** Written exercise **
Transcribe each record below word for word.

** Working data **
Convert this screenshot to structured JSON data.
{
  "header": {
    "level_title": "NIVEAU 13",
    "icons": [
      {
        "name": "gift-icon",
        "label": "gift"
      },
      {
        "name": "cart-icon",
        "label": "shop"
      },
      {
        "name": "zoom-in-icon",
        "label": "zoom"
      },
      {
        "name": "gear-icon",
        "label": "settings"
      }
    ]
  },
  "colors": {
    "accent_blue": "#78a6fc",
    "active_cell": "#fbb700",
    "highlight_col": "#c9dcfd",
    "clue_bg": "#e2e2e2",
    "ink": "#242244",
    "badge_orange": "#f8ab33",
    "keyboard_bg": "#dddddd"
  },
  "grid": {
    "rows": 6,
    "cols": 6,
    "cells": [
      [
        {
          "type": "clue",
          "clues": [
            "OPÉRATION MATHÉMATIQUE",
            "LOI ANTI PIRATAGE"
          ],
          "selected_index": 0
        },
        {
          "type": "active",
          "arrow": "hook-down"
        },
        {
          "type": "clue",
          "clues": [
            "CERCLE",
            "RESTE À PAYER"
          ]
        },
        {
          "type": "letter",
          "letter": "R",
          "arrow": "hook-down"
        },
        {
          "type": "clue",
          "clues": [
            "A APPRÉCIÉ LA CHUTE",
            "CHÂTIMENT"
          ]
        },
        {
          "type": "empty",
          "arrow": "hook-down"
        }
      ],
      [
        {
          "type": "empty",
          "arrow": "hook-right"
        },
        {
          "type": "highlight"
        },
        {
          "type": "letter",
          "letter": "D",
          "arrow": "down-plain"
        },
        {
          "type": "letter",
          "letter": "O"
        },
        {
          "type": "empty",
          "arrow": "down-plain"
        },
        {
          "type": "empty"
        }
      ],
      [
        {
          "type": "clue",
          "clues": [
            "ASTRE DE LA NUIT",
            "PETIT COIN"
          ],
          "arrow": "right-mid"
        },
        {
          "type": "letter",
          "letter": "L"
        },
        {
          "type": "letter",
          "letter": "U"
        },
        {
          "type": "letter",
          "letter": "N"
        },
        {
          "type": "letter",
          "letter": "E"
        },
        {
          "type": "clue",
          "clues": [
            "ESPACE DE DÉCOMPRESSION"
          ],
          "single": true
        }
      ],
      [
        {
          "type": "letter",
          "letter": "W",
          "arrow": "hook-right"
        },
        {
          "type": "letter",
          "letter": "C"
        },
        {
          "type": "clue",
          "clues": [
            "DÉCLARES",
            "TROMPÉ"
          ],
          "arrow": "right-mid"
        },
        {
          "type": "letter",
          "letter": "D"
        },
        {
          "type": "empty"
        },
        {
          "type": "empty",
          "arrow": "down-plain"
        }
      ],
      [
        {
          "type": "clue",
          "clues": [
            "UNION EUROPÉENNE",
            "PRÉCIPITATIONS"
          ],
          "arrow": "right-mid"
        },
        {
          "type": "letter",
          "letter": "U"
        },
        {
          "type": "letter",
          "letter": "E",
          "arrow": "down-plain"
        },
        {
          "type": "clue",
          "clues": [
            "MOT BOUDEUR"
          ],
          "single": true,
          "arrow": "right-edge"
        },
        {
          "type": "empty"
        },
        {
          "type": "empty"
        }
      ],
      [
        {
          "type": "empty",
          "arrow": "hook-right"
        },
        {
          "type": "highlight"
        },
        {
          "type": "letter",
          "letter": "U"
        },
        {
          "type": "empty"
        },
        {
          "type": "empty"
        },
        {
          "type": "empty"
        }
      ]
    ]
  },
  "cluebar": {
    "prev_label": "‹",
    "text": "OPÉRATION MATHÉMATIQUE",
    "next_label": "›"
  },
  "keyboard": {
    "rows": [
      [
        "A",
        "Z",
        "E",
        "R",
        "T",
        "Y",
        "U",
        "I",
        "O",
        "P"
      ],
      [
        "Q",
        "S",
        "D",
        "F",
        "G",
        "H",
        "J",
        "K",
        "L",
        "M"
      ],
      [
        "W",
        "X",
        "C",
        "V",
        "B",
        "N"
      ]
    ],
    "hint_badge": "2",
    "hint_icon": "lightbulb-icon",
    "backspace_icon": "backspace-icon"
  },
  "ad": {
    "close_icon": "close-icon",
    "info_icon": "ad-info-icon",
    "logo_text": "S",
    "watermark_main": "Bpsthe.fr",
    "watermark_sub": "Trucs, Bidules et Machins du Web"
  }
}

** Result **
Convert this screenshot to structured JSON data.
{
  "header": {
    "level_title": "NIVEAU 13",
    "icons": [
      {
        "name": "gift-icon",
        "label": "gift"
      },
      {
        "name": "cart-icon",
        "label": "shop"
      },
      {
        "name": "zoom-in-icon",
        "label": "zoom"
      },
      {
        "name": "gear-icon",
        "label": "settings"
      }
    ]
  },
  "colors": {
    "accent_blue": "#78a6fc",
    "active_cell": "#fbb700",
    "highlight_col": "#c9dcfd",
    "clue_bg": "#e2e2e2",
    "ink": "#242244",
    "badge_orange": "#f8ab33",
    "keyboard_bg": "#dddddd"
  },
  "grid": {
    "rows": 6,
    "cols": 6,
    "cells": [
      [
        {
          "type": "clue",
          "clues": [
            "OPÉRATION MATHÉMATIQUE",
            "LOI ANTI PIRATAGE"
          ],
          "selected_index": 0
        },
        {
          "type": "active",
          "arrow": "hook-down"
        },
        {
          "type": "clue",
          "clues": [
            "CERCLE",
            "RESTE À PAYER"
          ]
        },
        {
          "type": "letter",
          "letter": "R",
          "arrow": "hook-down"
        },
        {
          "type": "clue",
          "clues": [
            "A APPRÉCIÉ LA CHUTE",
            "CHÂTIMENT"
          ]
        },
        {
          "type": "empty",
          "arrow": "hook-down"
        }
      ],
      [
        {
          "type": "empty",
          "arrow": "hook-right"
        },
        {
          "type": "highlight"
        },
        {
          "type": "letter",
          "letter": "D",
          "arrow": "down-plain"
        },
        {
          "type": "letter",
          "letter": "O"
        },
        {
          "type": "empty",
          "arrow": "down-plain"
        },
        {
          "type": "empty"
        }
      ],
      [
        {
          "type": "clue",
          "clues": [
            "ASTRE DE LA NUIT",
            "PETIT COIN"
          ],
          "arrow": "right-mid"
        },
        {
          "type": "letter",
          "letter": "L"
        },
        {
          "type": "letter",
          "letter": "U"
        },
        {
          "type": "letter",
          "letter": "N"
        },
        {
          "type": "letter",
          "letter": "E"
        },
        {
          "type": "clue",
          "clues": [
            "ESPACE DE DÉCOMPRESSION"
          ],
          "single": true
        }
      ],
      [
        {
          "type": "letter",
          "letter": "W",
          "arrow": "hook-right"
        },
        {
          "type": "letter",
          "letter": "C"
        },
        {
          "type": "clue",
          "clues": [
            "DÉCLARES",
            "TROMPÉ"
          ],
          "arrow": "right-mid"
        },
        {
          "type": "letter",
          "letter": "D"
        },
        {
          "type": "empty"
        },
        {
          "type": "empty",
          "arrow": "down-plain"
        }
      ],
      [
        {
          "type": "clue",
          "clues": [
            "UNION EUROPÉENNE",
            "PRÉCIPITATIONS"
          ],
          "arrow": "right-mid"
        },
        {
          "type": "letter",
          "letter": "U"
        },
        {
          "type": "letter",
          "letter": "E",
          "arrow": "down-plain"
        },
        {
          "type": "clue",
          "clues": [
            "MOT BOUDEUR"
          ],
          "single": true,
          "arrow": "right-edge"
        },
        {
          "type": "empty"
        },
        {
          "type": "empty"
        }
      ],
      [
        {
          "type": "empty",
          "arrow": "hook-right"
        },
        {
          "type": "highlight"
        },
        {
          "type": "letter",
          "letter": "U"
        },
        {
          "type": "empty"
        },
        {
          "type": "empty"
        },
        {
          "type": "empty"
        }
      ]
    ]
  },
  "cluebar": {
    "prev_label": "‹",
    "text": "OPÉRATION MATHÉMATIQUE",
    "next_label": "›"
  },
  "keyboard": {
    "rows": [
      [
        "A",
        "Z",
        "E",
        "R",
        "T",
        "Y",
        "U",
        "I",
        "O",
        "P"
      ],
      [
        "Q",
        "S",
        "D",
        "F",
        "G",
        "H",
        "J",
        "K",
        "L",
        "M"
      ],
      [
        "W",
        "X",
        "C",
        "V",
        "B",
        "N"
      ]
    ],
    "hint_badge": "2",
    "hint_icon": "lightbulb-icon",
    "backspace_icon": "backspace-icon"
  },
  "ad": {
    "close_icon": "close-icon",
    "info_icon": "ad-info-icon",
    "logo_text": "S",
    "watermark_main": "Bpsthe.fr",
    "watermark_sub": "Trucs, Bidules et Machins du Web"
  }
}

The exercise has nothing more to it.